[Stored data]
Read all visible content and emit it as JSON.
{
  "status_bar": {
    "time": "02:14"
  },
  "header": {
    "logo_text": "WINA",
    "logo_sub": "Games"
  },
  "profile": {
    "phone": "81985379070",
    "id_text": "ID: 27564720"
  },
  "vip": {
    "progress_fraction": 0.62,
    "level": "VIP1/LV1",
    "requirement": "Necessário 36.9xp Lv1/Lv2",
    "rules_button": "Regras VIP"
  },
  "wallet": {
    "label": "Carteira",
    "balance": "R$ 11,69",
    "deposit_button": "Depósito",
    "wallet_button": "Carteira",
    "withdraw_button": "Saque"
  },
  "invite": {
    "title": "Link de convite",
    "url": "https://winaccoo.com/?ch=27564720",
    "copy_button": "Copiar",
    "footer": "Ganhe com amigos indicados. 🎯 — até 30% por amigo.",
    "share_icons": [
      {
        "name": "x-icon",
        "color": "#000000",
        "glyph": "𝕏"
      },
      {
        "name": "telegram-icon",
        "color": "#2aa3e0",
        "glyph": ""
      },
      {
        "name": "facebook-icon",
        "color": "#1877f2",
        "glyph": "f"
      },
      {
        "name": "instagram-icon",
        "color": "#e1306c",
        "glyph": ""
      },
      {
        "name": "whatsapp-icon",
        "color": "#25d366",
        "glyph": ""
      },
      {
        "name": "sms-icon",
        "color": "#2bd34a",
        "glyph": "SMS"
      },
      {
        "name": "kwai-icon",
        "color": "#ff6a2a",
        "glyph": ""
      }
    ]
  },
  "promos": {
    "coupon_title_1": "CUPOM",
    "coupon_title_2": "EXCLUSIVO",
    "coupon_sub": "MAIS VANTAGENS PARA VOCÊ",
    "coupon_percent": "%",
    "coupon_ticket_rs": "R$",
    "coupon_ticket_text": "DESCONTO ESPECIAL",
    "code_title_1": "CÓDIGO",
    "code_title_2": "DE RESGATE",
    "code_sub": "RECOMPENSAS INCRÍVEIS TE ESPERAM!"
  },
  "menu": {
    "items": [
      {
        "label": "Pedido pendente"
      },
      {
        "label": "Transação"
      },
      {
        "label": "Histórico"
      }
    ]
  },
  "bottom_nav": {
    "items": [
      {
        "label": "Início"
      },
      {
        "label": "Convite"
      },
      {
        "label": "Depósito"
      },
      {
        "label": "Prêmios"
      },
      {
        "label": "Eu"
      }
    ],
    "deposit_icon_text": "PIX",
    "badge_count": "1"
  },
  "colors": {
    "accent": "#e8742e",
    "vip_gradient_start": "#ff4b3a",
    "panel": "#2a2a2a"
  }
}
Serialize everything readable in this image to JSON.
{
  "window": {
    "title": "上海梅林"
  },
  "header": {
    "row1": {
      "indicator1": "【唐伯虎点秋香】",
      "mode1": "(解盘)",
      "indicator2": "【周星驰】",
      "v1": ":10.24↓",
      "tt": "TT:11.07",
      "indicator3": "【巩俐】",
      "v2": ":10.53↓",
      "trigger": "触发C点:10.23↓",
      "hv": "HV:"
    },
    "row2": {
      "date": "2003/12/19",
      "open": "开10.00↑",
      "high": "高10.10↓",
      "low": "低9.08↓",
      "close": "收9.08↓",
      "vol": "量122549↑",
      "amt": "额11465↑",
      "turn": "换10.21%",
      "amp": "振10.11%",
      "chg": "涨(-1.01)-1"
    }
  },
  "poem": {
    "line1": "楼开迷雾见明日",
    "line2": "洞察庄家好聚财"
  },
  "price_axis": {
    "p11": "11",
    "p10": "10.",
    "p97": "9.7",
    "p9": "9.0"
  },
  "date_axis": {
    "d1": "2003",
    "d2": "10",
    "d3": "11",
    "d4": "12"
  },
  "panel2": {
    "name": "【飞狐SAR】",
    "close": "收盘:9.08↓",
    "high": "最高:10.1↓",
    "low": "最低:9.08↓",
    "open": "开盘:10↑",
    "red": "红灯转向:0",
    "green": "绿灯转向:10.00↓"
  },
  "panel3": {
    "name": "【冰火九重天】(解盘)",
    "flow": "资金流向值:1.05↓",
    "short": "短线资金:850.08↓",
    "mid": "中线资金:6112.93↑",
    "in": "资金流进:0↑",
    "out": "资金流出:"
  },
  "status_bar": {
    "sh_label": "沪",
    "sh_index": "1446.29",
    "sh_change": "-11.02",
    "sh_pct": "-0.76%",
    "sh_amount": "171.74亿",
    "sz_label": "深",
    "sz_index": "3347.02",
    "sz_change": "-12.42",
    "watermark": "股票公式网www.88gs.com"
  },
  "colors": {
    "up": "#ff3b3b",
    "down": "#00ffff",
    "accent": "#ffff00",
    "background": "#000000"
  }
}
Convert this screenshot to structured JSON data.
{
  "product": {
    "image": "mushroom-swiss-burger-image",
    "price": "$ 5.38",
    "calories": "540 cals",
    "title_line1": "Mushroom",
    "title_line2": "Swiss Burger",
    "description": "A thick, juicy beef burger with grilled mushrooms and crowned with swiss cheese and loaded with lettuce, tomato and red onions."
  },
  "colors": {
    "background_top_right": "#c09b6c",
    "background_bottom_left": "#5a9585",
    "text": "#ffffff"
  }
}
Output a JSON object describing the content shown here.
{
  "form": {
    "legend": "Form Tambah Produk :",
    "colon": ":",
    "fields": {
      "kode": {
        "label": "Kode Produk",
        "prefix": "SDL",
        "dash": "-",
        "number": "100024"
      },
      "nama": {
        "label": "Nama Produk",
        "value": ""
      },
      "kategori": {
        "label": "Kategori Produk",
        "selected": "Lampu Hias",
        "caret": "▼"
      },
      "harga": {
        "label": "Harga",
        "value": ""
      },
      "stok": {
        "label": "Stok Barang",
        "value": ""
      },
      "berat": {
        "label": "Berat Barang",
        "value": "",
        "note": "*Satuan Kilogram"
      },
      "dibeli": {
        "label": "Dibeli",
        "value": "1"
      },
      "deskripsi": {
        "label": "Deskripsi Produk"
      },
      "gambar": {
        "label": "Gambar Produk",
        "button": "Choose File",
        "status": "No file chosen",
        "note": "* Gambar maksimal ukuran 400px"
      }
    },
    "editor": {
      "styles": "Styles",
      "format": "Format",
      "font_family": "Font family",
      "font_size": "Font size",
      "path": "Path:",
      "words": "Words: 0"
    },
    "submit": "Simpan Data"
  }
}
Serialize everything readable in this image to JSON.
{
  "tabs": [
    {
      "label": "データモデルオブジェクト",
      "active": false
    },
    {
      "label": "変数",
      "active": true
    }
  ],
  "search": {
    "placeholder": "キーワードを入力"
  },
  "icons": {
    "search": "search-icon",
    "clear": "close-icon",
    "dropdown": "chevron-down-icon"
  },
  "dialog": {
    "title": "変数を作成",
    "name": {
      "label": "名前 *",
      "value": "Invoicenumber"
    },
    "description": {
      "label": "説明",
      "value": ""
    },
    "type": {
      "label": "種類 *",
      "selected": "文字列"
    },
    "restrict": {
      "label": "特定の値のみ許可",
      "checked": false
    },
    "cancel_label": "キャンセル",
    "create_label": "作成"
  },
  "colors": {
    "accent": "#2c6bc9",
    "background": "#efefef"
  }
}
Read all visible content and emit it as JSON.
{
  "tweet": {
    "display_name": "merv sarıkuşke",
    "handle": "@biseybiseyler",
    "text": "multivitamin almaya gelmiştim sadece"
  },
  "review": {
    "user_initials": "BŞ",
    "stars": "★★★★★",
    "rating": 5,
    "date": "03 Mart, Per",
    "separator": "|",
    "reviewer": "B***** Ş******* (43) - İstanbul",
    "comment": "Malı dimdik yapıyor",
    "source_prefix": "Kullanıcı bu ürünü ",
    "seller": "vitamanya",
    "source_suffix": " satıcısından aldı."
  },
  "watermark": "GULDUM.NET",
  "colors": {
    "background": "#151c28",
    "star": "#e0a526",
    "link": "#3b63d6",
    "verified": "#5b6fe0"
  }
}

# PROMPT:
Search the records for the word "down", then list every line that has it.

# RIGHT ANSWER:
    "down": "#00ffff",
    "dropdown": "chevron-down-icon"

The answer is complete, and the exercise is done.